> _SHORT EXERCISE_
Copy each line of the records that contains the word "color".

(A run of records)
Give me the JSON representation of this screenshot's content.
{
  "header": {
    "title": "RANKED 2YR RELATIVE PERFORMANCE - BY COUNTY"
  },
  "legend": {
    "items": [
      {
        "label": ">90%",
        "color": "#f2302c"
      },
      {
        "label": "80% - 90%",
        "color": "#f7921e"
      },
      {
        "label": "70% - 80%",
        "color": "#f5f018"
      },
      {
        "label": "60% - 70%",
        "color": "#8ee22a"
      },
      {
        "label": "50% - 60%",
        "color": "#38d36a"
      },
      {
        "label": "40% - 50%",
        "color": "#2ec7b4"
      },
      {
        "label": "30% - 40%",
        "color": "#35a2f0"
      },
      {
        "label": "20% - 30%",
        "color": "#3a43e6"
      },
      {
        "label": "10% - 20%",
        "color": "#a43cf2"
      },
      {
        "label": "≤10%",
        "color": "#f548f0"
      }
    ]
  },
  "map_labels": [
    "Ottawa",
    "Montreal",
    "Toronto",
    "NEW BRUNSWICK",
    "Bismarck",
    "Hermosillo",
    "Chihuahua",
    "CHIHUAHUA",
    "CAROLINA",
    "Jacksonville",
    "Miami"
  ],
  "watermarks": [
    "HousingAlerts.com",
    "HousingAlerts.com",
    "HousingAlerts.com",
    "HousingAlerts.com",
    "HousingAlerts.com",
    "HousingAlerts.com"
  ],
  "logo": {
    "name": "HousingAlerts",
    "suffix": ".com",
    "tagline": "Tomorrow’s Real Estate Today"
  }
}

> _TASK OUTPUT_
        "color": "#f2302c"
        "color": "#f7921e"
        "color": "#f5f018"
        "color": "#8ee22a"
        "color": "#38d36a"
        "color": "#2ec7b4"
        "color": "#35a2f0"
        "color": "#3a43e6"
        "color": "#a43cf2"
        "color": "#f548f0"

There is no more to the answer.